§ **The exercise**: Transcribe each entry below exactly. Pictures do not go in the copy.

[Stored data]

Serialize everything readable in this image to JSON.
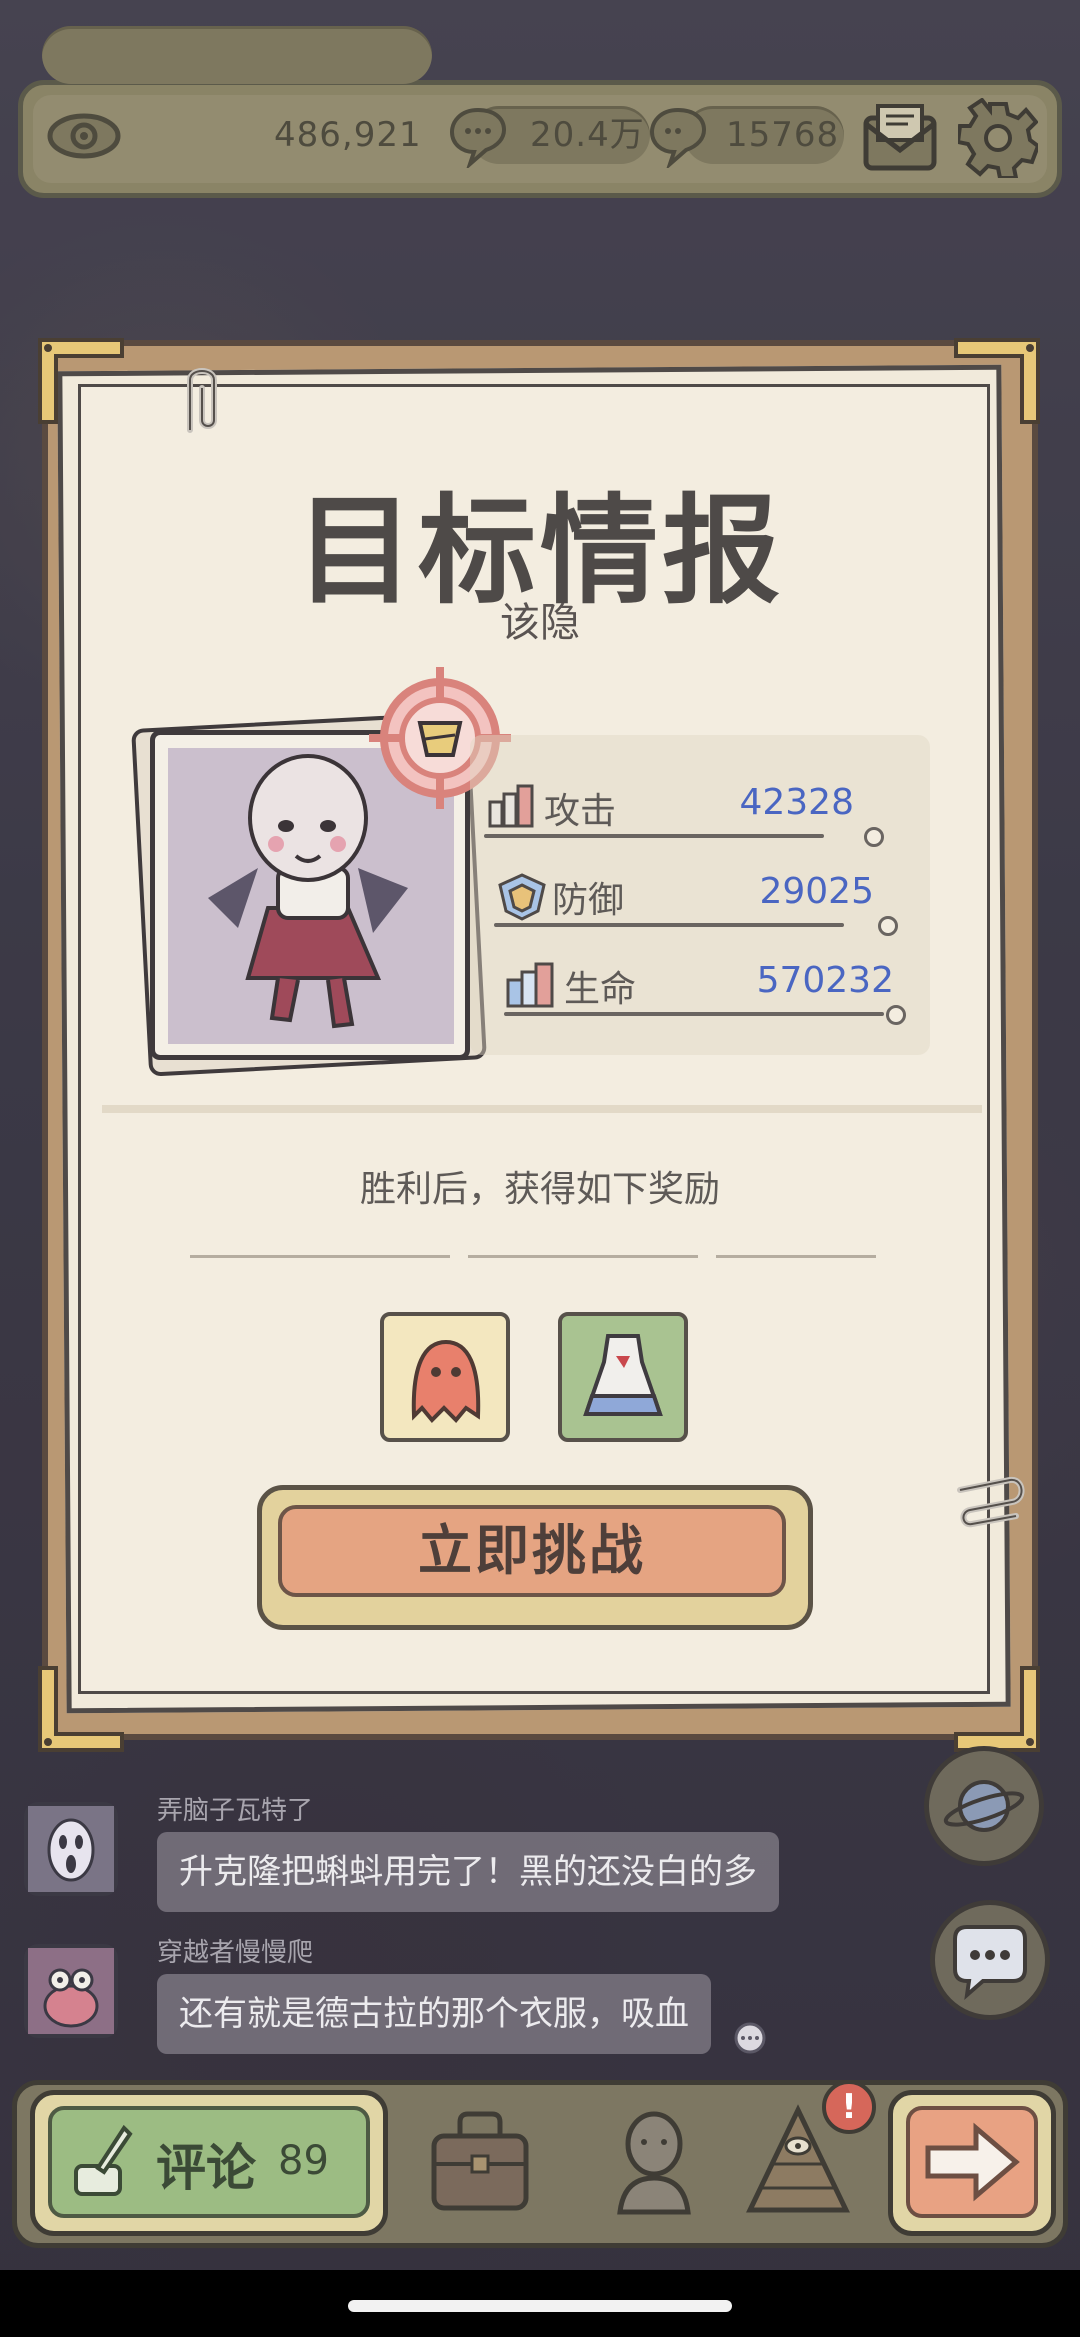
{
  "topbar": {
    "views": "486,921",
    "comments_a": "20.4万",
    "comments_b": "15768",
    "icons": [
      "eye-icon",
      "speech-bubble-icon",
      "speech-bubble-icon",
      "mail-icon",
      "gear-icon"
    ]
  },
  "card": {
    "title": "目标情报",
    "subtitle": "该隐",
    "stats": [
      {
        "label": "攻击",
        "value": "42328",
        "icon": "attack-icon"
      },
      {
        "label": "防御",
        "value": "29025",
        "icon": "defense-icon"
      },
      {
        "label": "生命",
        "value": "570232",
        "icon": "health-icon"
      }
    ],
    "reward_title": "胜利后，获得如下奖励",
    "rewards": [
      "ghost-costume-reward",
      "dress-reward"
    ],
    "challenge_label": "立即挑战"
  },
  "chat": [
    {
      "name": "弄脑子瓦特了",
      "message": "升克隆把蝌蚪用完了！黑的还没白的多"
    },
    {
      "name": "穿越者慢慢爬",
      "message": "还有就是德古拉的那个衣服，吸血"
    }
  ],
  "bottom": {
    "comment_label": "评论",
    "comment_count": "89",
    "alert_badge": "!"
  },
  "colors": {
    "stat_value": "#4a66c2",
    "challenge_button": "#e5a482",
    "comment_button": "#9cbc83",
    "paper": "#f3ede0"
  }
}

§ **Task result**:
Serialize everything readable in this image to JSON.
{
  "topbar": {
    "views": "486,921",
    "comments_a": "20.4万",
    "comments_b": "15768",
    "icons": [
      "eye-icon",
      "speech-bubble-icon",
      "speech-bubble-icon",
      "mail-icon",
      "gear-icon"
    ]
  },
  "card": {
    "title": "目标情报",
    "subtitle": "该隐",
    "stats": [
      {
        "label": "攻击",
        "value": "42328",
        "icon": "attack-icon"
      },
      {
        "label": "防御",
        "value": "29025",
        "icon": "defense-icon"
      },
      {
        "label": "生命",
        "value": "570232",
        "icon": "health-icon"
      }
    ],
    "reward_title": "胜利后，获得如下奖励",
    "rewards": [
      "ghost-costume-reward",
      "dress-reward"
    ],
    "challenge_label": "立即挑战"
  },
  "chat": [
    {
      "name": "弄脑子瓦特了",
      "message": "升克隆把蝌蚪用完了！黑的还没白的多"
    },
    {
      "name": "穿越者慢慢爬",
      "message": "还有就是德古拉的那个衣服，吸血"
    }
  ],
  "bottom": {
    "comment_label": "评论",
    "comment_count": "89",
    "alert_badge": "!"
  },
  "colors": {
    "stat_value": "#4a66c2",
    "challenge_button": "#e5a482",
    "comment_button": "#9cbc83",
    "paper": "#f3ede0"
  }
}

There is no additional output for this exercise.